[Start Supplied material]

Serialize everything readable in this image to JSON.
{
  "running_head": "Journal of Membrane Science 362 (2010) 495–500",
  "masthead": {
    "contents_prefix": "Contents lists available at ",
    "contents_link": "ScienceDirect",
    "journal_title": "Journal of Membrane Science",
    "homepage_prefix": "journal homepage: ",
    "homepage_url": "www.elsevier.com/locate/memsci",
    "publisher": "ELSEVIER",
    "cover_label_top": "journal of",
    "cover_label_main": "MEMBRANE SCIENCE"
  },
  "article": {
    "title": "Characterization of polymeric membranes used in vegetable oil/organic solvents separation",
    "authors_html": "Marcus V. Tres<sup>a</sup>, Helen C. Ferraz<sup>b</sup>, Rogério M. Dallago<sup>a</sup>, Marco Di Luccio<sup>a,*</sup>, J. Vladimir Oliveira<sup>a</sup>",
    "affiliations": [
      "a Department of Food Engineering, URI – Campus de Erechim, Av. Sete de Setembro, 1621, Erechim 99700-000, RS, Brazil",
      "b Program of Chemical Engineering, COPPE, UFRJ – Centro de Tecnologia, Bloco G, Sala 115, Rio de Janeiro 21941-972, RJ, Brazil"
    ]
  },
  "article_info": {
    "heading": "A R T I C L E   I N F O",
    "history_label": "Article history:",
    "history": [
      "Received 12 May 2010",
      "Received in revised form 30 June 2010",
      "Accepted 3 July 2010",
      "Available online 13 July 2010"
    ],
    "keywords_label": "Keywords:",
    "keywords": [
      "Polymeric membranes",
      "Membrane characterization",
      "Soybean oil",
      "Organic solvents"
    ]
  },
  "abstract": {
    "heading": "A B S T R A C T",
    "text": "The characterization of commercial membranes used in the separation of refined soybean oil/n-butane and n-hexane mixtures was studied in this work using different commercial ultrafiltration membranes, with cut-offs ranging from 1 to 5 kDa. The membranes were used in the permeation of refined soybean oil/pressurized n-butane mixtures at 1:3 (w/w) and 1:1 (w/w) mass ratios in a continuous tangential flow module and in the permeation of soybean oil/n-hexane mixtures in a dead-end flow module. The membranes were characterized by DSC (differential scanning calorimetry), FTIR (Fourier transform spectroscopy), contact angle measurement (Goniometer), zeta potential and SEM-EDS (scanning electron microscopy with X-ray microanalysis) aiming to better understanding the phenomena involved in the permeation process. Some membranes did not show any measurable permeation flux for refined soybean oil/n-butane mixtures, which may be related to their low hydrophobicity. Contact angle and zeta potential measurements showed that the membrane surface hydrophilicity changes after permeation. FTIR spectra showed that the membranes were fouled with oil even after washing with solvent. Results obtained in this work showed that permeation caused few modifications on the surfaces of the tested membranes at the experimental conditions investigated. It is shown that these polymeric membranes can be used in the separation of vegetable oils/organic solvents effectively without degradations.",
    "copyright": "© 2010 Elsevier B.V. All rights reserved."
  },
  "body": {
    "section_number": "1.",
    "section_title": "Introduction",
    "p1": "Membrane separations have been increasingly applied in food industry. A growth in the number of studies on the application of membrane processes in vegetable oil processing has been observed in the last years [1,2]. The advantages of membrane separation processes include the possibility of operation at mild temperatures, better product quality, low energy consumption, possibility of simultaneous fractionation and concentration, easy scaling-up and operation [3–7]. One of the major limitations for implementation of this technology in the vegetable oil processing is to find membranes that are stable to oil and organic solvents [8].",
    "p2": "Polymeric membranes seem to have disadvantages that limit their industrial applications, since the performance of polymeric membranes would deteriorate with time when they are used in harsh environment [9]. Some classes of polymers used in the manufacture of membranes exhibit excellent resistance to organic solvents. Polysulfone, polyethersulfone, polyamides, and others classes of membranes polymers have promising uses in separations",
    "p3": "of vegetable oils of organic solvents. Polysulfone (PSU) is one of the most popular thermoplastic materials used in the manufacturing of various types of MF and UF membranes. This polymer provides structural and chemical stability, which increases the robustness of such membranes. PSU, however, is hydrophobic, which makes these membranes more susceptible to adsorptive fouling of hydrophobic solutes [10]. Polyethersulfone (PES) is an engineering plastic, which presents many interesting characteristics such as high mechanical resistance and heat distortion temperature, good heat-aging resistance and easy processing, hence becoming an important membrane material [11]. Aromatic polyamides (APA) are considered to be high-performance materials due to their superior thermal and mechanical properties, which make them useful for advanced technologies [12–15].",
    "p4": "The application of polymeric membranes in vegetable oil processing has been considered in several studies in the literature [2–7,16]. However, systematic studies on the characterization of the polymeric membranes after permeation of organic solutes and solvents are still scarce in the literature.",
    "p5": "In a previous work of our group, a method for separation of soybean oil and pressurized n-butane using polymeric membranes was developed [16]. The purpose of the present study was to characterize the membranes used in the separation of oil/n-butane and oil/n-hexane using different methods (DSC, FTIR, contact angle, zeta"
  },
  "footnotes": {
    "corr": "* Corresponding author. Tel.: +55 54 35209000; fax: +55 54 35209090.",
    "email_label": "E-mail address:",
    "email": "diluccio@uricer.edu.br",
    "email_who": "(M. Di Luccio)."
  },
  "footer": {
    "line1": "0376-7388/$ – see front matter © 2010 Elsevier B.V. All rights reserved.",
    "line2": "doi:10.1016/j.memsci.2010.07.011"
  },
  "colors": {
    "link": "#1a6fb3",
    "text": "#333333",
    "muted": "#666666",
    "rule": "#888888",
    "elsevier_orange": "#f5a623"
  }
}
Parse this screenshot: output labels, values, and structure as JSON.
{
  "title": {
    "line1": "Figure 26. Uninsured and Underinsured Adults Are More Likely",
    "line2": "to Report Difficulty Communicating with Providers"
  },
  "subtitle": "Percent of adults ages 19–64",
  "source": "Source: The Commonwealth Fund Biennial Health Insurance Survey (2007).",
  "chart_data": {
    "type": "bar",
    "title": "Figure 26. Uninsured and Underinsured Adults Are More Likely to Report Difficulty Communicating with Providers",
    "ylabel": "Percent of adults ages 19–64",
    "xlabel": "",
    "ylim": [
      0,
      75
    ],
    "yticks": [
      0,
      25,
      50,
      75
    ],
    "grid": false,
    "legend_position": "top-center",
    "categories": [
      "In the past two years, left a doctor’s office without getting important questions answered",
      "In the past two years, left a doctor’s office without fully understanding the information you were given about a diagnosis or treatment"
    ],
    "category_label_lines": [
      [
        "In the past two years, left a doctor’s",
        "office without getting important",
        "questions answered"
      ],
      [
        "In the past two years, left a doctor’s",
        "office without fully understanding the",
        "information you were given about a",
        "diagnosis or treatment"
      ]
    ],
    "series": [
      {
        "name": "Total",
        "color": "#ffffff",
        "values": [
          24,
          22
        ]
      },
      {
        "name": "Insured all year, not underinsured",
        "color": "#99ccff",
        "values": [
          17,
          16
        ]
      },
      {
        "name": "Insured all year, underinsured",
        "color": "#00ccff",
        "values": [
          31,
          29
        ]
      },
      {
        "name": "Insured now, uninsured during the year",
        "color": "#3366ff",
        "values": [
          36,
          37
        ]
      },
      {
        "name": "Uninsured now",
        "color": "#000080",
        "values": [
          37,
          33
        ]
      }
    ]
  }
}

[End Supplied material]

### [Your instructions]
Please repeat the listing above in full and exactly.

### [Answer to the task]
Serialize everything readable in this image to JSON.
{
  "running_head": "Journal of Membrane Science 362 (2010) 495–500",
  "masthead": {
    "contents_prefix": "Contents lists available at ",
    "contents_link": "ScienceDirect",
    "journal_title": "Journal of Membrane Science",
    "homepage_prefix": "journal homepage: ",
    "homepage_url": "www.elsevier.com/locate/memsci",
    "publisher": "ELSEVIER",
    "cover_label_top": "journal of",
    "cover_label_main": "MEMBRANE SCIENCE"
  },
  "article": {
    "title": "Characterization of polymeric membranes used in vegetable oil/organic solvents separation",
    "authors_html": "Marcus V. Tres<sup>a</sup>, Helen C. Ferraz<sup>b</sup>, Rogério M. Dallago<sup>a</sup>, Marco Di Luccio<sup>a,*</sup>, J. Vladimir Oliveira<sup>a</sup>",
    "affiliations": [
      "a Department of Food Engineering, URI – Campus de Erechim, Av. Sete de Setembro, 1621, Erechim 99700-000, RS, Brazil",
      "b Program of Chemical Engineering, COPPE, UFRJ – Centro de Tecnologia, Bloco G, Sala 115, Rio de Janeiro 21941-972, RJ, Brazil"
    ]
  },
  "article_info": {
    "heading": "A R T I C L E   I N F O",
    "history_label": "Article history:",
    "history": [
      "Received 12 May 2010",
      "Received in revised form 30 June 2010",
      "Accepted 3 July 2010",
      "Available online 13 July 2010"
    ],
    "keywords_label": "Keywords:",
    "keywords": [
      "Polymeric membranes",
      "Membrane characterization",
      "Soybean oil",
      "Organic solvents"
    ]
  },
  "abstract": {
    "heading": "A B S T R A C T",
    "text": "The characterization of commercial membranes used in the separation of refined soybean oil/n-butane and n-hexane mixtures was studied in this work using different commercial ultrafiltration membranes, with cut-offs ranging from 1 to 5 kDa. The membranes were used in the permeation of refined soybean oil/pressurized n-butane mixtures at 1:3 (w/w) and 1:1 (w/w) mass ratios in a continuous tangential flow module and in the permeation of soybean oil/n-hexane mixtures in a dead-end flow module. The membranes were characterized by DSC (differential scanning calorimetry), FTIR (Fourier transform spectroscopy), contact angle measurement (Goniometer), zeta potential and SEM-EDS (scanning electron microscopy with X-ray microanalysis) aiming to better understanding the phenomena involved in the permeation process. Some membranes did not show any measurable permeation flux for refined soybean oil/n-butane mixtures, which may be related to their low hydrophobicity. Contact angle and zeta potential measurements showed that the membrane surface hydrophilicity changes after permeation. FTIR spectra showed that the membranes were fouled with oil even after washing with solvent. Results obtained in this work showed that permeation caused few modifications on the surfaces of the tested membranes at the experimental conditions investigated. It is shown that these polymeric membranes can be used in the separation of vegetable oils/organic solvents effectively without degradations.",
    "copyright": "© 2010 Elsevier B.V. All rights reserved."
  },
  "body": {
    "section_number": "1.",
    "section_title": "Introduction",
    "p1": "Membrane separations have been increasingly applied in food industry. A growth in the number of studies on the application of membrane processes in vegetable oil processing has been observed in the last years [1,2]. The advantages of membrane separation processes include the possibility of operation at mild temperatures, better product quality, low energy consumption, possibility of simultaneous fractionation and concentration, easy scaling-up and operation [3–7]. One of the major limitations for implementation of this technology in the vegetable oil processing is to find membranes that are stable to oil and organic solvents [8].",
    "p2": "Polymeric membranes seem to have disadvantages that limit their industrial applications, since the performance of polymeric membranes would deteriorate with time when they are used in harsh environment [9]. Some classes of polymers used in the manufacture of membranes exhibit excellent resistance to organic solvents. Polysulfone, polyethersulfone, polyamides, and others classes of membranes polymers have promising uses in separations",
    "p3": "of vegetable oils of organic solvents. Polysulfone (PSU) is one of the most popular thermoplastic materials used in the manufacturing of various types of MF and UF membranes. This polymer provides structural and chemical stability, which increases the robustness of such membranes. PSU, however, is hydrophobic, which makes these membranes more susceptible to adsorptive fouling of hydrophobic solutes [10]. Polyethersulfone (PES) is an engineering plastic, which presents many interesting characteristics such as high mechanical resistance and heat distortion temperature, good heat-aging resistance and easy processing, hence becoming an important membrane material [11]. Aromatic polyamides (APA) are considered to be high-performance materials due to their superior thermal and mechanical properties, which make them useful for advanced technologies [12–15].",
    "p4": "The application of polymeric membranes in vegetable oil processing has been considered in several studies in the literature [2–7,16]. However, systematic studies on the characterization of the polymeric membranes after permeation of organic solutes and solvents are still scarce in the literature.",
    "p5": "In a previous work of our group, a method for separation of soybean oil and pressurized n-butane using polymeric membranes was developed [16]. The purpose of the present study was to characterize the membranes used in the separation of oil/n-butane and oil/n-hexane using different methods (DSC, FTIR, contact angle, zeta"
  },
  "footnotes": {
    "corr": "* Corresponding author. Tel.: +55 54 35209000; fax: +55 54 35209090.",
    "email_label": "E-mail address:",
    "email": "diluccio@uricer.edu.br",
    "email_who": "(M. Di Luccio)."
  },
  "footer": {
    "line1": "0376-7388/$ – see front matter © 2010 Elsevier B.V. All rights reserved.",
    "line2": "doi:10.1016/j.memsci.2010.07.011"
  },
  "colors": {
    "link": "#1a6fb3",
    "text": "#333333",
    "muted": "#666666",
    "rule": "#888888",
    "elsevier_orange": "#f5a623"
  }
}
Parse this screenshot: output labels, values, and structure as JSON.
{
  "title": {
    "line1": "Figure 26. Uninsured and Underinsured Adults Are More Likely",
    "line2": "to Report Difficulty Communicating with Providers"
  },
  "subtitle": "Percent of adults ages 19–64",
  "source": "Source: The Commonwealth Fund Biennial Health Insurance Survey (2007).",
  "chart_data": {
    "type": "bar",
    "title": "Figure 26. Uninsured and Underinsured Adults Are More Likely to Report Difficulty Communicating with Providers",
    "ylabel": "Percent of adults ages 19–64",
    "xlabel": "",
    "ylim": [
      0,
      75
    ],
    "yticks": [
      0,
      25,
      50,
      75
    ],
    "grid": false,
    "legend_position": "top-center",
    "categories": [
      "In the past two years, left a doctor’s office without getting important questions answered",
      "In the past two years, left a doctor’s office without fully understanding the information you were given about a diagnosis or treatment"
    ],
    "category_label_lines": [
      [
        "In the past two years, left a doctor’s",
        "office without getting important",
        "questions answered"
      ],
      [
        "In the past two years, left a doctor’s",
        "office without fully understanding the",
        "information you were given about a",
        "diagnosis or treatment"
      ]
    ],
    "series": [
      {
        "name": "Total",
        "color": "#ffffff",
        "values": [
          24,
          22
        ]
      },
      {
        "name": "Insured all year, not underinsured",
        "color": "#99ccff",
        "values": [
          17,
          16
        ]
      },
      {
        "name": "Insured all year, underinsured",
        "color": "#00ccff",
        "values": [
          31,
          29
        ]
      },
      {
        "name": "Insured now, uninsured during the year",
        "color": "#3366ff",
        "values": [
          36,
          37
        ]
      },
      {
        "name": "Uninsured now",
        "color": "#000080",
        "values": [
          37,
          33
        ]
      }
    ]
  }
}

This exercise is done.